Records
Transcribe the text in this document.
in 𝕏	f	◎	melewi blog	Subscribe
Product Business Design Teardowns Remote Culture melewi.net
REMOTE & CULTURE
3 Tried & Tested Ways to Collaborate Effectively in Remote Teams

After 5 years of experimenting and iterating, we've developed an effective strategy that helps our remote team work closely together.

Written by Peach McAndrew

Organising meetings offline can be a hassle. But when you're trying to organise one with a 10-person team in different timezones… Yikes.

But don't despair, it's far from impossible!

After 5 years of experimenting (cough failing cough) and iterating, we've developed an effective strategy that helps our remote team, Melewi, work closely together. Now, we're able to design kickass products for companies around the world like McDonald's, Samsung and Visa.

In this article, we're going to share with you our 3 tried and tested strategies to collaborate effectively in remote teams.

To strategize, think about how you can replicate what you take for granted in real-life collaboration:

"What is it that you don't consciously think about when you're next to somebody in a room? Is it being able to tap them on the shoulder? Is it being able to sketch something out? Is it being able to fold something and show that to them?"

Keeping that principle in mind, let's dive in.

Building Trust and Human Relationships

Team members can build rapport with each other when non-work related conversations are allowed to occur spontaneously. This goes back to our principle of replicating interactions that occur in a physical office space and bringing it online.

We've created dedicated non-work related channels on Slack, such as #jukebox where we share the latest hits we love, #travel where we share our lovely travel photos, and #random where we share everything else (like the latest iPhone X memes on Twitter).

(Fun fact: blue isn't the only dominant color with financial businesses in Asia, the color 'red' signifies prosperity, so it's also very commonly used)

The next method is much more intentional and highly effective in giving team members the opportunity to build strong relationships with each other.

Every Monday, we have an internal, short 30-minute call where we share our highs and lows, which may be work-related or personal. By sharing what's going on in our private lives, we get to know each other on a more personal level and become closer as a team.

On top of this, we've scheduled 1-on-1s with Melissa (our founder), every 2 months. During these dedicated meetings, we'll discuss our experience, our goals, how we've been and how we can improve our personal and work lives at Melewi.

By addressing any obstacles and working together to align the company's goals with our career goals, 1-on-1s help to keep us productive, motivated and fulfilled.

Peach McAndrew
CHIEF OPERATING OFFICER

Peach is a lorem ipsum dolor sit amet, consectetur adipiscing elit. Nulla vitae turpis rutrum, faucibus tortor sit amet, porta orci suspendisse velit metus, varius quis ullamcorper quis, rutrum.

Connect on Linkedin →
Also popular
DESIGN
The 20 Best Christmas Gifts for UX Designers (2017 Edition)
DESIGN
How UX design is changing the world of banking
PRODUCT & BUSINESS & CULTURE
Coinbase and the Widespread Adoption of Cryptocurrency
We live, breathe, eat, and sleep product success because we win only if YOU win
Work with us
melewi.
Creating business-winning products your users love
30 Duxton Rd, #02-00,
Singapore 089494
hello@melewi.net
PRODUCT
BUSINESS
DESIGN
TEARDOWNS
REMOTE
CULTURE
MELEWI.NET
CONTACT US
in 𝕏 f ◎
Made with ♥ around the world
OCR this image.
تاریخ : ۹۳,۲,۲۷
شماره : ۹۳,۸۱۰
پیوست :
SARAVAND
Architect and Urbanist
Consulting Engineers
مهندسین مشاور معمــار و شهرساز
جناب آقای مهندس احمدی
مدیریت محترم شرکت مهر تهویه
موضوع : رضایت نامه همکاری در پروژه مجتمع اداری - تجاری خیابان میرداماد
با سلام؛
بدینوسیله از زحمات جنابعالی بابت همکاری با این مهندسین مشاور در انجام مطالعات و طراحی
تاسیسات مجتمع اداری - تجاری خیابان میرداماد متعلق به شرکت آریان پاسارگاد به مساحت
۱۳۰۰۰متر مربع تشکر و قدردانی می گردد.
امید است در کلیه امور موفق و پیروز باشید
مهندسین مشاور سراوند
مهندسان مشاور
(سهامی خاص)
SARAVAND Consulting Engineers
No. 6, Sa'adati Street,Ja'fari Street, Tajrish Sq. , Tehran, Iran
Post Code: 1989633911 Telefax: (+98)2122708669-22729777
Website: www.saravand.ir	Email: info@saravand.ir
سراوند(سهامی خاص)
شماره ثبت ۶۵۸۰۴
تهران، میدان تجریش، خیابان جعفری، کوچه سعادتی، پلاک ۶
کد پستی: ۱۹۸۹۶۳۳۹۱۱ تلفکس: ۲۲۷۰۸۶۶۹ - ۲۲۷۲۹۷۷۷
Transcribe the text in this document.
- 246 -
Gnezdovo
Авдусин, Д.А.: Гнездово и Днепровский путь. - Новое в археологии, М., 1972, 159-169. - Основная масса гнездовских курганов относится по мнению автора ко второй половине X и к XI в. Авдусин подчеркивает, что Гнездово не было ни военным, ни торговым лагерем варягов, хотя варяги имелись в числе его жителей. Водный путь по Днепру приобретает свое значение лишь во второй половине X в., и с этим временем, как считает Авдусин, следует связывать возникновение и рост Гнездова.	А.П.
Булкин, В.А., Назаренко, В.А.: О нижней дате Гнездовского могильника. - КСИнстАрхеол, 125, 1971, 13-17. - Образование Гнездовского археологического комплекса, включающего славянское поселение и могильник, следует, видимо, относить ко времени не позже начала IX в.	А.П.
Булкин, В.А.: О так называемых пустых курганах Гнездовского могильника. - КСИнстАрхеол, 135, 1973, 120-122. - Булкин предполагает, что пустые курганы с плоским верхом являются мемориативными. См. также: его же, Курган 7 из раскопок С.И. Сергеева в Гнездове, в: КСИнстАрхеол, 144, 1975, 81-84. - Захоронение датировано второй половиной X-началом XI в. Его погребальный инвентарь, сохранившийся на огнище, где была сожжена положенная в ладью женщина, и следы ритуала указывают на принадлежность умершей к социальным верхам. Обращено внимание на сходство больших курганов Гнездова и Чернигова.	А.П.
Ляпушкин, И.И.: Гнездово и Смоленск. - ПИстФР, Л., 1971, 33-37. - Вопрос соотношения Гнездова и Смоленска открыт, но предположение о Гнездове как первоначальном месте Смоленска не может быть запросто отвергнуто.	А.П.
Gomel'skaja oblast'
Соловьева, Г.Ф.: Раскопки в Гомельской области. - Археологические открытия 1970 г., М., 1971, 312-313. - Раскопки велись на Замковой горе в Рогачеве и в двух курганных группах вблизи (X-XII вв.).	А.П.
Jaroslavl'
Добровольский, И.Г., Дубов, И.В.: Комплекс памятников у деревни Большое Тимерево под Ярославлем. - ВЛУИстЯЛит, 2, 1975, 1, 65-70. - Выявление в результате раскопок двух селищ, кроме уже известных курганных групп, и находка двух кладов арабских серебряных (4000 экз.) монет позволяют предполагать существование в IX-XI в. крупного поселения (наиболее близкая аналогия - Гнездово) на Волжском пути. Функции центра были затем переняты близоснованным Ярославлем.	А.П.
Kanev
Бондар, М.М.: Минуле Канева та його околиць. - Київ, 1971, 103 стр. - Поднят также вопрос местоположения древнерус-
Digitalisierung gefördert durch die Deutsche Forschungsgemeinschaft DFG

◆ **Given task**
Restate each of the entries above verbatim.

◆ **Reply to the exercise**
Transcribe the text in this document.
in 𝕏	f	◎	melewi blog	Subscribe
Product Business Design Teardowns Remote Culture melewi.net
REMOTE & CULTURE
3 Tried & Tested Ways to Collaborate Effectively in Remote Teams

After 5 years of experimenting and iterating, we've developed an effective strategy that helps our remote team work closely together.

Written by Peach McAndrew

Organising meetings offline can be a hassle. But when you're trying to organise one with a 10-person team in different timezones… Yikes.

But don't despair, it's far from impossible!

After 5 years of experimenting (cough failing cough) and iterating, we've developed an effective strategy that helps our remote team, Melewi, work closely together. Now, we're able to design kickass products for companies around the world like McDonald's, Samsung and Visa.

In this article, we're going to share with you our 3 tried and tested strategies to collaborate effectively in remote teams.

To strategize, think about how you can replicate what you take for granted in real-life collaboration:

"What is it that you don't consciously think about when you're next to somebody in a room? Is it being able to tap them on the shoulder? Is it being able to sketch something out? Is it being able to fold something and show that to them?"

Keeping that principle in mind, let's dive in.

Building Trust and Human Relationships

Team members can build rapport with each other when non-work related conversations are allowed to occur spontaneously. This goes back to our principle of replicating interactions that occur in a physical office space and bringing it online.

We've created dedicated non-work related channels on Slack, such as #jukebox where we share the latest hits we love, #travel where we share our lovely travel photos, and #random where we share everything else (like the latest iPhone X memes on Twitter).

(Fun fact: blue isn't the only dominant color with financial businesses in Asia, the color 'red' signifies prosperity, so it's also very commonly used)

The next method is much more intentional and highly effective in giving team members the opportunity to build strong relationships with each other.

Every Monday, we have an internal, short 30-minute call where we share our highs and lows, which may be work-related or personal. By sharing what's going on in our private lives, we get to know each other on a more personal level and become closer as a team.

On top of this, we've scheduled 1-on-1s with Melissa (our founder), every 2 months. During these dedicated meetings, we'll discuss our experience, our goals, how we've been and how we can improve our personal and work lives at Melewi.

By addressing any obstacles and working together to align the company's goals with our career goals, 1-on-1s help to keep us productive, motivated and fulfilled.

Peach McAndrew
CHIEF OPERATING OFFICER

Peach is a lorem ipsum dolor sit amet, consectetur adipiscing elit. Nulla vitae turpis rutrum, faucibus tortor sit amet, porta orci suspendisse velit metus, varius quis ullamcorper quis, rutrum.

Connect on Linkedin →
Also popular
DESIGN
The 20 Best Christmas Gifts for UX Designers (2017 Edition)
DESIGN
How UX design is changing the world of banking
PRODUCT & BUSINESS & CULTURE
Coinbase and the Widespread Adoption of Cryptocurrency
We live, breathe, eat, and sleep product success because we win only if YOU win
Work with us
melewi.
Creating business-winning products your users love
30 Duxton Rd, #02-00,
Singapore 089494
hello@melewi.net
PRODUCT
BUSINESS
DESIGN
TEARDOWNS
REMOTE
CULTURE
MELEWI.NET
CONTACT US
in 𝕏 f ◎
Made with ♥ around the world
OCR this image.
تاریخ : ۹۳,۲,۲۷
شماره : ۹۳,۸۱۰
پیوست :
SARAVAND
Architect and Urbanist
Consulting Engineers
مهندسین مشاور معمــار و شهرساز
جناب آقای مهندس احمدی
مدیریت محترم شرکت مهر تهویه
موضوع : رضایت نامه همکاری در پروژه مجتمع اداری - تجاری خیابان میرداماد
با سلام؛
بدینوسیله از زحمات جنابعالی بابت همکاری با این مهندسین مشاور در انجام مطالعات و طراحی
تاسیسات مجتمع اداری - تجاری خیابان میرداماد متعلق به شرکت آریان پاسارگاد به مساحت
۱۳۰۰۰متر مربع تشکر و قدردانی می گردد.
امید است در کلیه امور موفق و پیروز باشید
مهندسین مشاور سراوند
مهندسان مشاور
(سهامی خاص)
SARAVAND Consulting Engineers
No. 6, Sa'adati Street,Ja'fari Street, Tajrish Sq. , Tehran, Iran
Post Code: 1989633911 Telefax: (+98)2122708669-22729777
Website: www.saravand.ir	Email: info@saravand.ir
سراوند(سهامی خاص)
شماره ثبت ۶۵۸۰۴
تهران، میدان تجریش، خیابان جعفری، کوچه سعادتی، پلاک ۶
کد پستی: ۱۹۸۹۶۳۳۹۱۱ تلفکس: ۲۲۷۰۸۶۶۹ - ۲۲۷۲۹۷۷۷
Transcribe the text in this document.
- 246 -
Gnezdovo
Авдусин, Д.А.: Гнездово и Днепровский путь. - Новое в археологии, М., 1972, 159-169. - Основная масса гнездовских курганов относится по мнению автора ко второй половине X и к XI в. Авдусин подчеркивает, что Гнездово не было ни военным, ни торговым лагерем варягов, хотя варяги имелись в числе его жителей. Водный путь по Днепру приобретает свое значение лишь во второй половине X в., и с этим временем, как считает Авдусин, следует связывать возникновение и рост Гнездова.	А.П.
Булкин, В.А., Назаренко, В.А.: О нижней дате Гнездовского могильника. - КСИнстАрхеол, 125, 1971, 13-17. - Образование Гнездовского археологического комплекса, включающего славянское поселение и могильник, следует, видимо, относить ко времени не позже начала IX в.	А.П.
Булкин, В.А.: О так называемых пустых курганах Гнездовского могильника. - КСИнстАрхеол, 135, 1973, 120-122. - Булкин предполагает, что пустые курганы с плоским верхом являются мемориативными. См. также: его же, Курган 7 из раскопок С.И. Сергеева в Гнездове, в: КСИнстАрхеол, 144, 1975, 81-84. - Захоронение датировано второй половиной X-началом XI в. Его погребальный инвентарь, сохранившийся на огнище, где была сожжена положенная в ладью женщина, и следы ритуала указывают на принадлежность умершей к социальным верхам. Обращено внимание на сходство больших курганов Гнездова и Чернигова.	А.П.
Ляпушкин, И.И.: Гнездово и Смоленск. - ПИстФР, Л., 1971, 33-37. - Вопрос соотношения Гнездова и Смоленска открыт, но предположение о Гнездове как первоначальном месте Смоленска не может быть запросто отвергнуто.	А.П.
Gomel'skaja oblast'
Соловьева, Г.Ф.: Раскопки в Гомельской области. - Археологические открытия 1970 г., М., 1971, 312-313. - Раскопки велись на Замковой горе в Рогачеве и в двух курганных группах вблизи (X-XII вв.).	А.П.
Jaroslavl'
Добровольский, И.Г., Дубов, И.В.: Комплекс памятников у деревни Большое Тимерево под Ярославлем. - ВЛУИстЯЛит, 2, 1975, 1, 65-70. - Выявление в результате раскопок двух селищ, кроме уже известных курганных групп, и находка двух кладов арабских серебряных (4000 экз.) монет позволяют предполагать существование в IX-XI в. крупного поселения (наиболее близкая аналогия - Гнездово) на Волжском пути. Функции центра были затем переняты близоснованным Ярославлем.	А.П.
Kanev
Бондар, М.М.: Минуле Канева та його околиць. - Київ, 1971, 103 стр. - Поднят также вопрос местоположения древнерус-
Digitalisierung gefördert durch die Deutsche Forschungsgemeinschaft DFG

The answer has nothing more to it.